## Entries with figure data
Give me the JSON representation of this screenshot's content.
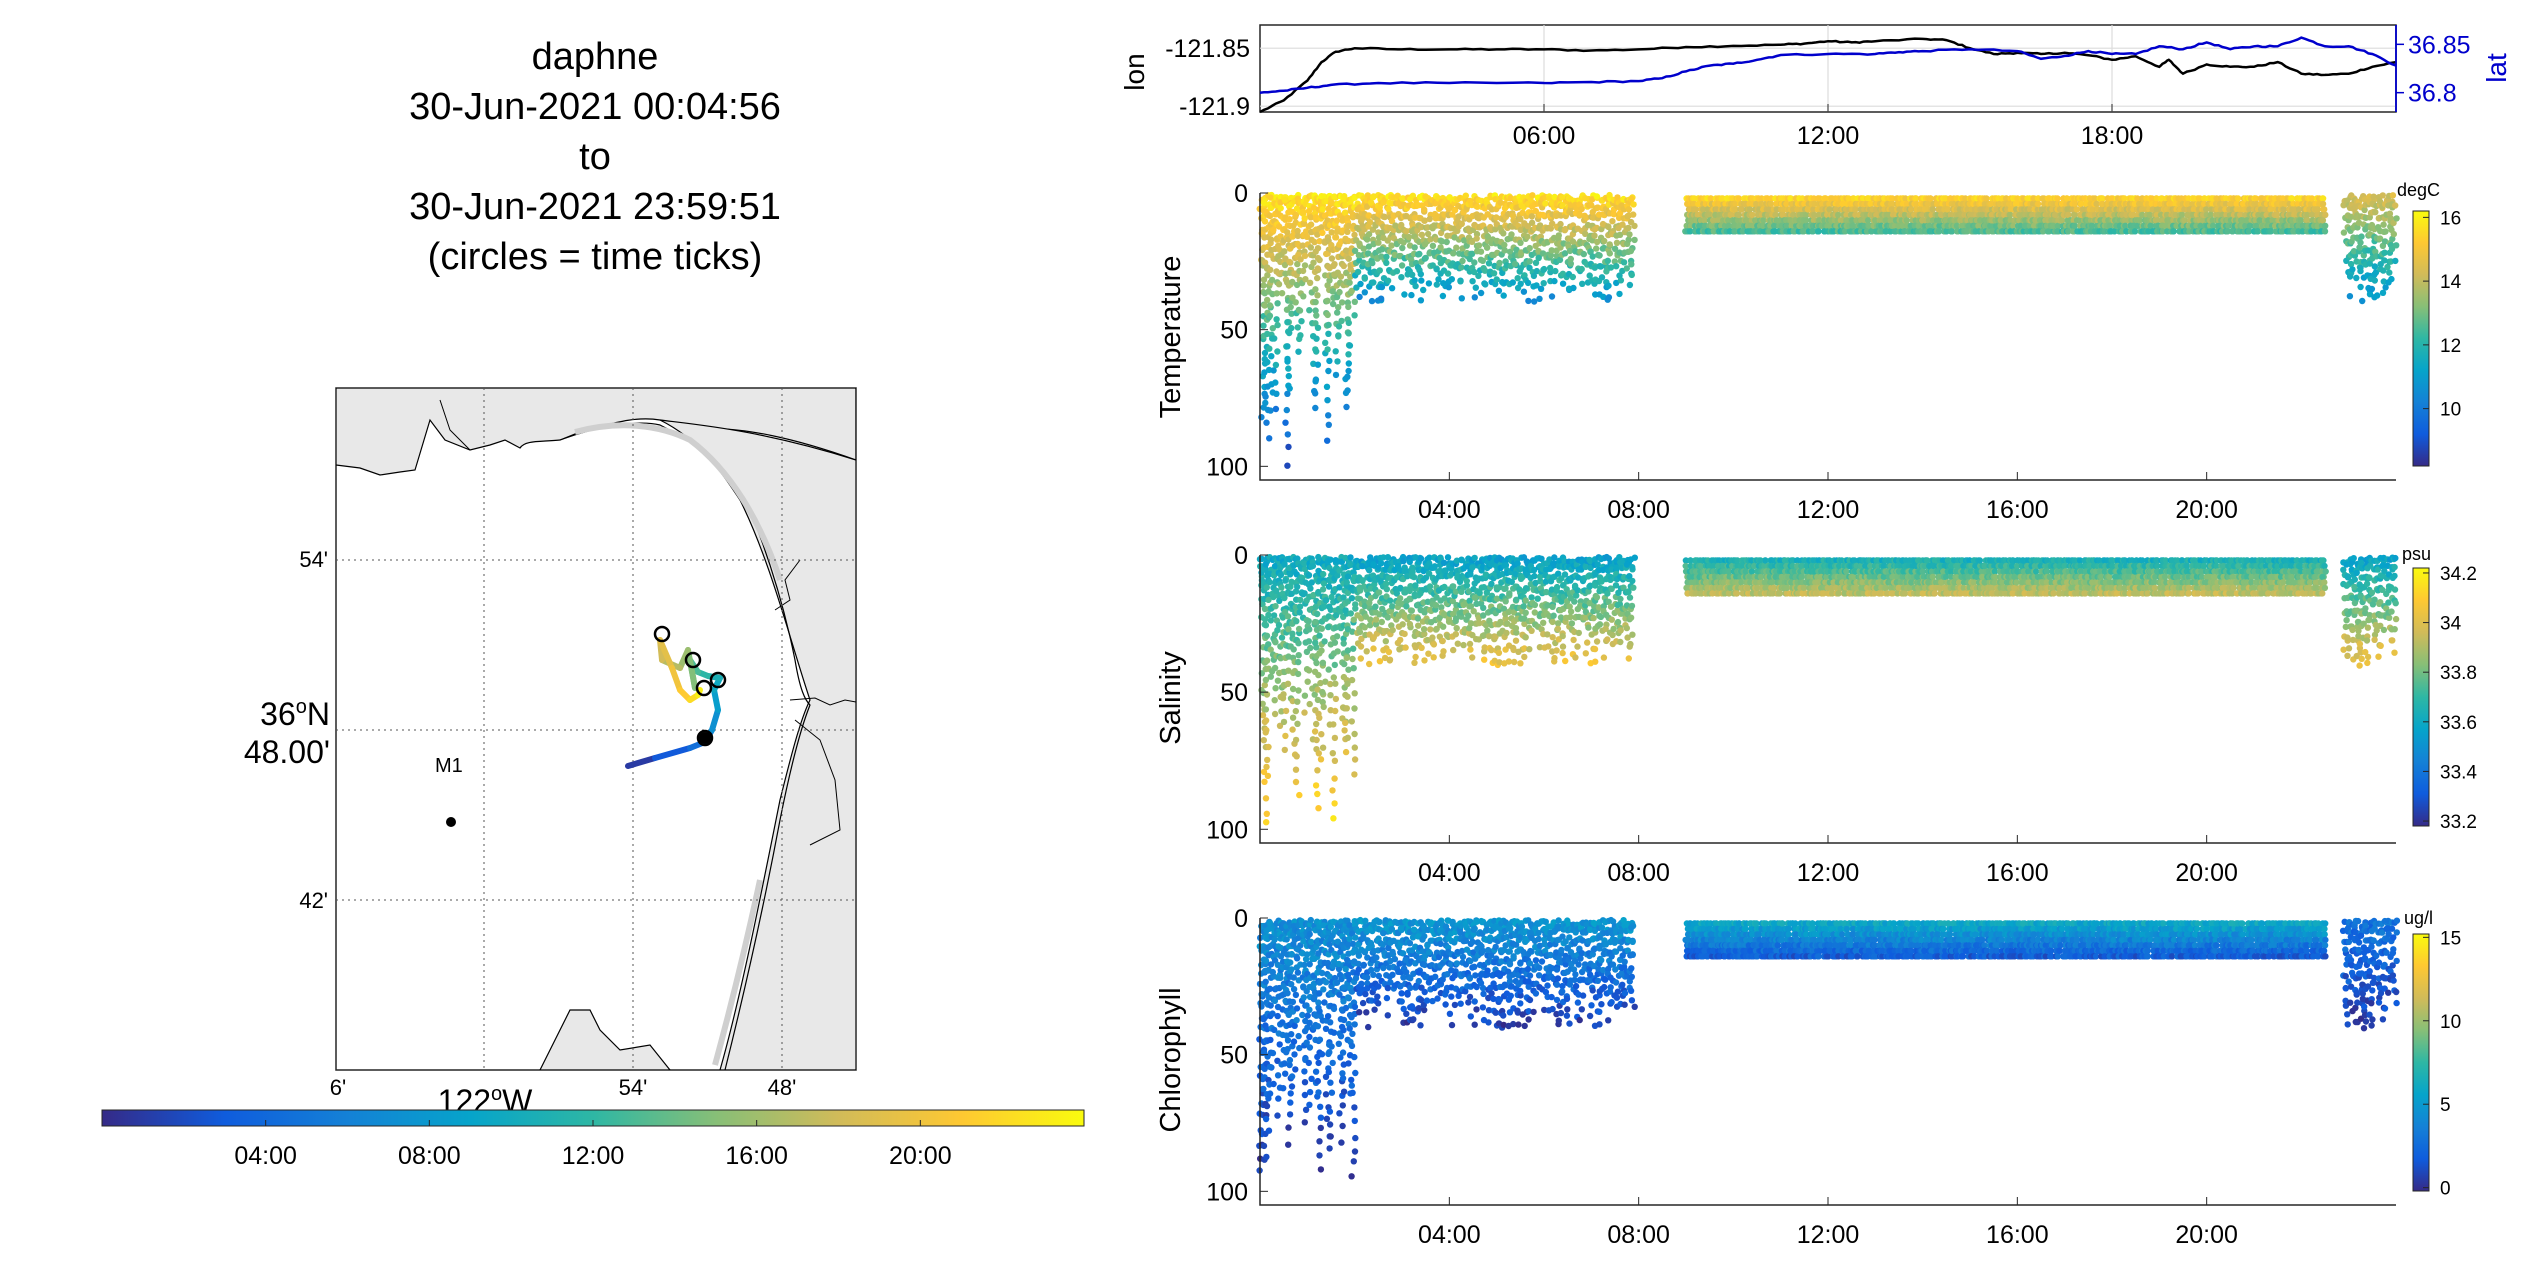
{
  "header": {
    "title_lines": [
      "daphne",
      "30-Jun-2021 00:04:56",
      "to",
      "30-Jun-2021 23:59:51",
      "(circles = time ticks)"
    ]
  },
  "colors": {
    "parula": [
      "#352a87",
      "#0f5cdd",
      "#1481d6",
      "#06a4ca",
      "#2eb7a4",
      "#87bf77",
      "#d1bb59",
      "#fec832",
      "#f9fb0e"
    ],
    "lon_line": "#000000",
    "lat_line": "#0000cc",
    "land": "#e8e8e8"
  },
  "chart_data": [
    {
      "type": "line",
      "panel": "lonlat",
      "ylabel_left": "lon",
      "ylabel_right": "lat",
      "x_ticks": [
        "06:00",
        "12:00",
        "18:00"
      ],
      "xlim_hours": [
        0,
        24
      ],
      "left_ylim": [
        -121.905,
        -121.83
      ],
      "left_ticks": [
        "-121.85",
        "-121.9"
      ],
      "right_ylim": [
        36.78,
        36.87
      ],
      "right_ticks": [
        "36.85",
        "36.8"
      ],
      "grid": true,
      "series": [
        {
          "name": "lon",
          "axis": "left",
          "x_hours": [
            0,
            0.5,
            1.0,
            1.3,
            1.6,
            2.0,
            3,
            4,
            5,
            6,
            7,
            8,
            9,
            10,
            11,
            11.5,
            12,
            12.5,
            13,
            14,
            14.5,
            15,
            15.5,
            16,
            16.5,
            17,
            17.5,
            18,
            18.5,
            19,
            19.2,
            19.5,
            20,
            20.5,
            21,
            21.5,
            22,
            22.5,
            23,
            23.5,
            24
          ],
          "values": [
            -121.905,
            -121.895,
            -121.878,
            -121.862,
            -121.853,
            -121.85,
            -121.851,
            -121.851,
            -121.851,
            -121.851,
            -121.852,
            -121.851,
            -121.849,
            -121.848,
            -121.847,
            -121.846,
            -121.844,
            -121.845,
            -121.844,
            -121.842,
            -121.843,
            -121.85,
            -121.855,
            -121.854,
            -121.855,
            -121.854,
            -121.856,
            -121.86,
            -121.857,
            -121.866,
            -121.86,
            -121.872,
            -121.864,
            -121.866,
            -121.866,
            -121.862,
            -121.872,
            -121.873,
            -121.872,
            -121.866,
            -121.862
          ]
        },
        {
          "name": "lat",
          "axis": "right",
          "x_hours": [
            0,
            0.5,
            1.0,
            1.5,
            2.5,
            4,
            6,
            7,
            8,
            8.5,
            9,
            9.5,
            10,
            10.5,
            11,
            12,
            13,
            13.5,
            14,
            15,
            16,
            16.5,
            17,
            17.5,
            18,
            18.5,
            19,
            19.5,
            20,
            20.5,
            21,
            21.5,
            22,
            22.5,
            23,
            23.5,
            24
          ],
          "values": [
            36.8,
            36.802,
            36.805,
            36.808,
            36.81,
            36.81,
            36.81,
            36.811,
            36.812,
            36.815,
            36.822,
            36.828,
            36.83,
            36.834,
            36.839,
            36.84,
            36.84,
            36.842,
            36.843,
            36.845,
            36.843,
            36.835,
            36.838,
            36.843,
            36.84,
            36.84,
            36.848,
            36.845,
            36.852,
            36.845,
            36.848,
            36.848,
            36.857,
            36.848,
            36.848,
            36.84,
            36.828
          ]
        }
      ]
    },
    {
      "type": "scatter",
      "panel": "temperature",
      "ylabel": "Temperature",
      "x_ticks": [
        "04:00",
        "08:00",
        "12:00",
        "16:00",
        "20:00"
      ],
      "xlim_hours": [
        0,
        24
      ],
      "ylim": [
        0,
        105
      ],
      "y_reversed": true,
      "y_ticks": [
        0,
        50,
        100
      ],
      "colorbar": {
        "label": "degC",
        "range": [
          8.2,
          16.2
        ],
        "ticks": [
          "16",
          "14",
          "12",
          "10"
        ],
        "tick_values": [
          16,
          14,
          12,
          10
        ]
      },
      "description_segments": [
        {
          "from_h": 0.0,
          "to_h": 2.0,
          "depth_max": 100,
          "value_surface": 15.8,
          "value_deep": 8.8
        },
        {
          "from_h": 2.0,
          "to_h": 7.9,
          "depth_max": 40,
          "value_surface": 15.8,
          "value_deep": 10.5
        },
        {
          "from_h": 9.0,
          "to_h": 22.5,
          "depth_max": 15,
          "value_surface": 15.8,
          "value_deep": 12.3
        },
        {
          "from_h": 22.9,
          "to_h": 24.0,
          "depth_max": 40,
          "value_surface": 14.5,
          "value_deep": 10.5
        }
      ]
    },
    {
      "type": "scatter",
      "panel": "salinity",
      "ylabel": "Salinity",
      "x_ticks": [
        "04:00",
        "08:00",
        "12:00",
        "16:00",
        "20:00"
      ],
      "xlim_hours": [
        0,
        24
      ],
      "ylim": [
        0,
        105
      ],
      "y_reversed": true,
      "y_ticks": [
        0,
        50,
        100
      ],
      "colorbar": {
        "label": "psu",
        "range": [
          33.18,
          34.22
        ],
        "ticks": [
          "34.2",
          "34",
          "33.8",
          "33.6",
          "33.4",
          "33.2"
        ],
        "tick_values": [
          34.2,
          34.0,
          33.8,
          33.6,
          33.4,
          33.2
        ]
      },
      "description_segments": [
        {
          "from_h": 0.0,
          "to_h": 2.0,
          "depth_max": 100,
          "value_surface": 33.6,
          "value_deep": 34.15
        },
        {
          "from_h": 2.0,
          "to_h": 7.9,
          "depth_max": 40,
          "value_surface": 33.55,
          "value_deep": 34.05
        },
        {
          "from_h": 9.0,
          "to_h": 22.5,
          "depth_max": 15,
          "value_surface": 33.6,
          "value_deep": 33.95
        },
        {
          "from_h": 22.9,
          "to_h": 24.0,
          "depth_max": 40,
          "value_surface": 33.55,
          "value_deep": 34.05
        }
      ]
    },
    {
      "type": "scatter",
      "panel": "chlorophyll",
      "ylabel": "Chlorophyll",
      "x_ticks": [
        "04:00",
        "08:00",
        "12:00",
        "16:00",
        "20:00"
      ],
      "xlim_hours": [
        0,
        24
      ],
      "ylim": [
        0,
        105
      ],
      "y_reversed": true,
      "y_ticks": [
        0,
        50,
        100
      ],
      "colorbar": {
        "label": "ug/l",
        "range": [
          -0.2,
          15.2
        ],
        "ticks": [
          "15",
          "10",
          "5",
          "0"
        ],
        "tick_values": [
          15,
          10,
          5,
          0
        ]
      },
      "description_segments": [
        {
          "from_h": 0.0,
          "to_h": 2.0,
          "depth_max": 95,
          "value_surface": 4.5,
          "value_deep": 0.3
        },
        {
          "from_h": 2.0,
          "to_h": 7.9,
          "depth_max": 40,
          "value_surface": 5.0,
          "value_deep": 0.5
        },
        {
          "from_h": 9.0,
          "to_h": 22.5,
          "depth_max": 15,
          "value_surface": 6.5,
          "value_deep": 1.5
        },
        {
          "from_h": 22.9,
          "to_h": 24.0,
          "depth_max": 40,
          "value_surface": 3.0,
          "value_deep": 0.5
        }
      ]
    },
    {
      "type": "map",
      "panel": "track_map",
      "lat_labels": [
        "54'",
        "36°N 48.00'",
        "42'"
      ],
      "lon_labels": [
        "6'",
        "54'",
        "48'"
      ],
      "lon_degree_label": "122°W",
      "mooring": {
        "name": "M1"
      },
      "time_colorbar": {
        "ticks": [
          "04:00",
          "08:00",
          "12:00",
          "16:00",
          "20:00"
        ],
        "range_hours": [
          0,
          24
        ]
      }
    }
  ]
}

## WHAT IS REQUIRED
Repeat each entry exactly as given; no pictures belong in the copy.

## WORKED ANSWER
Give me the JSON representation of this screenshot's content.
{
  "header": {
    "title_lines": [
      "daphne",
      "30-Jun-2021 00:04:56",
      "to",
      "30-Jun-2021 23:59:51",
      "(circles = time ticks)"
    ]
  },
  "colors": {
    "parula": [
      "#352a87",
      "#0f5cdd",
      "#1481d6",
      "#06a4ca",
      "#2eb7a4",
      "#87bf77",
      "#d1bb59",
      "#fec832",
      "#f9fb0e"
    ],
    "lon_line": "#000000",
    "lat_line": "#0000cc",
    "land": "#e8e8e8"
  },
  "chart_data": [
    {
      "type": "line",
      "panel": "lonlat",
      "ylabel_left": "lon",
      "ylabel_right": "lat",
      "x_ticks": [
        "06:00",
        "12:00",
        "18:00"
      ],
      "xlim_hours": [
        0,
        24
      ],
      "left_ylim": [
        -121.905,
        -121.83
      ],
      "left_ticks": [
        "-121.85",
        "-121.9"
      ],
      "right_ylim": [
        36.78,
        36.87
      ],
      "right_ticks": [
        "36.85",
        "36.8"
      ],
      "grid": true,
      "series": [
        {
          "name": "lon",
          "axis": "left",
          "x_hours": [
            0,
            0.5,
            1.0,
            1.3,
            1.6,
            2.0,
            3,
            4,
            5,
            6,
            7,
            8,
            9,
            10,
            11,
            11.5,
            12,
            12.5,
            13,
            14,
            14.5,
            15,
            15.5,
            16,
            16.5,
            17,
            17.5,
            18,
            18.5,
            19,
            19.2,
            19.5,
            20,
            20.5,
            21,
            21.5,
            22,
            22.5,
            23,
            23.5,
            24
          ],
          "values": [
            -121.905,
            -121.895,
            -121.878,
            -121.862,
            -121.853,
            -121.85,
            -121.851,
            -121.851,
            -121.851,
            -121.851,
            -121.852,
            -121.851,
            -121.849,
            -121.848,
            -121.847,
            -121.846,
            -121.844,
            -121.845,
            -121.844,
            -121.842,
            -121.843,
            -121.85,
            -121.855,
            -121.854,
            -121.855,
            -121.854,
            -121.856,
            -121.86,
            -121.857,
            -121.866,
            -121.86,
            -121.872,
            -121.864,
            -121.866,
            -121.866,
            -121.862,
            -121.872,
            -121.873,
            -121.872,
            -121.866,
            -121.862
          ]
        },
        {
          "name": "lat",
          "axis": "right",
          "x_hours": [
            0,
            0.5,
            1.0,
            1.5,
            2.5,
            4,
            6,
            7,
            8,
            8.5,
            9,
            9.5,
            10,
            10.5,
            11,
            12,
            13,
            13.5,
            14,
            15,
            16,
            16.5,
            17,
            17.5,
            18,
            18.5,
            19,
            19.5,
            20,
            20.5,
            21,
            21.5,
            22,
            22.5,
            23,
            23.5,
            24
          ],
          "values": [
            36.8,
            36.802,
            36.805,
            36.808,
            36.81,
            36.81,
            36.81,
            36.811,
            36.812,
            36.815,
            36.822,
            36.828,
            36.83,
            36.834,
            36.839,
            36.84,
            36.84,
            36.842,
            36.843,
            36.845,
            36.843,
            36.835,
            36.838,
            36.843,
            36.84,
            36.84,
            36.848,
            36.845,
            36.852,
            36.845,
            36.848,
            36.848,
            36.857,
            36.848,
            36.848,
            36.84,
            36.828
          ]
        }
      ]
    },
    {
      "type": "scatter",
      "panel": "temperature",
      "ylabel": "Temperature",
      "x_ticks": [
        "04:00",
        "08:00",
        "12:00",
        "16:00",
        "20:00"
      ],
      "xlim_hours": [
        0,
        24
      ],
      "ylim": [
        0,
        105
      ],
      "y_reversed": true,
      "y_ticks": [
        0,
        50,
        100
      ],
      "colorbar": {
        "label": "degC",
        "range": [
          8.2,
          16.2
        ],
        "ticks": [
          "16",
          "14",
          "12",
          "10"
        ],
        "tick_values": [
          16,
          14,
          12,
          10
        ]
      },
      "description_segments": [
        {
          "from_h": 0.0,
          "to_h": 2.0,
          "depth_max": 100,
          "value_surface": 15.8,
          "value_deep": 8.8
        },
        {
          "from_h": 2.0,
          "to_h": 7.9,
          "depth_max": 40,
          "value_surface": 15.8,
          "value_deep": 10.5
        },
        {
          "from_h": 9.0,
          "to_h": 22.5,
          "depth_max": 15,
          "value_surface": 15.8,
          "value_deep": 12.3
        },
        {
          "from_h": 22.9,
          "to_h": 24.0,
          "depth_max": 40,
          "value_surface": 14.5,
          "value_deep": 10.5
        }
      ]
    },
    {
      "type": "scatter",
      "panel": "salinity",
      "ylabel": "Salinity",
      "x_ticks": [
        "04:00",
        "08:00",
        "12:00",
        "16:00",
        "20:00"
      ],
      "xlim_hours": [
        0,
        24
      ],
      "ylim": [
        0,
        105
      ],
      "y_reversed": true,
      "y_ticks": [
        0,
        50,
        100
      ],
      "colorbar": {
        "label": "psu",
        "range": [
          33.18,
          34.22
        ],
        "ticks": [
          "34.2",
          "34",
          "33.8",
          "33.6",
          "33.4",
          "33.2"
        ],
        "tick_values": [
          34.2,
          34.0,
          33.8,
          33.6,
          33.4,
          33.2
        ]
      },
      "description_segments": [
        {
          "from_h": 0.0,
          "to_h": 2.0,
          "depth_max": 100,
          "value_surface": 33.6,
          "value_deep": 34.15
        },
        {
          "from_h": 2.0,
          "to_h": 7.9,
          "depth_max": 40,
          "value_surface": 33.55,
          "value_deep": 34.05
        },
        {
          "from_h": 9.0,
          "to_h": 22.5,
          "depth_max": 15,
          "value_surface": 33.6,
          "value_deep": 33.95
        },
        {
          "from_h": 22.9,
          "to_h": 24.0,
          "depth_max": 40,
          "value_surface": 33.55,
          "value_deep": 34.05
        }
      ]
    },
    {
      "type": "scatter",
      "panel": "chlorophyll",
      "ylabel": "Chlorophyll",
      "x_ticks": [
        "04:00",
        "08:00",
        "12:00",
        "16:00",
        "20:00"
      ],
      "xlim_hours": [
        0,
        24
      ],
      "ylim": [
        0,
        105
      ],
      "y_reversed": true,
      "y_ticks": [
        0,
        50,
        100
      ],
      "colorbar": {
        "label": "ug/l",
        "range": [
          -0.2,
          15.2
        ],
        "ticks": [
          "15",
          "10",
          "5",
          "0"
        ],
        "tick_values": [
          15,
          10,
          5,
          0
        ]
      },
      "description_segments": [
        {
          "from_h": 0.0,
          "to_h": 2.0,
          "depth_max": 95,
          "value_surface": 4.5,
          "value_deep": 0.3
        },
        {
          "from_h": 2.0,
          "to_h": 7.9,
          "depth_max": 40,
          "value_surface": 5.0,
          "value_deep": 0.5
        },
        {
          "from_h": 9.0,
          "to_h": 22.5,
          "depth_max": 15,
          "value_surface": 6.5,
          "value_deep": 1.5
        },
        {
          "from_h": 22.9,
          "to_h": 24.0,
          "depth_max": 40,
          "value_surface": 3.0,
          "value_deep": 0.5
        }
      ]
    },
    {
      "type": "map",
      "panel": "track_map",
      "lat_labels": [
        "54'",
        "36°N 48.00'",
        "42'"
      ],
      "lon_labels": [
        "6'",
        "54'",
        "48'"
      ],
      "lon_degree_label": "122°W",
      "mooring": {
        "name": "M1"
      },
      "time_colorbar": {
        "ticks": [
          "04:00",
          "08:00",
          "12:00",
          "16:00",
          "20:00"
        ],
        "range_hours": [
          0,
          24
        ]
      }
    }
  ]
}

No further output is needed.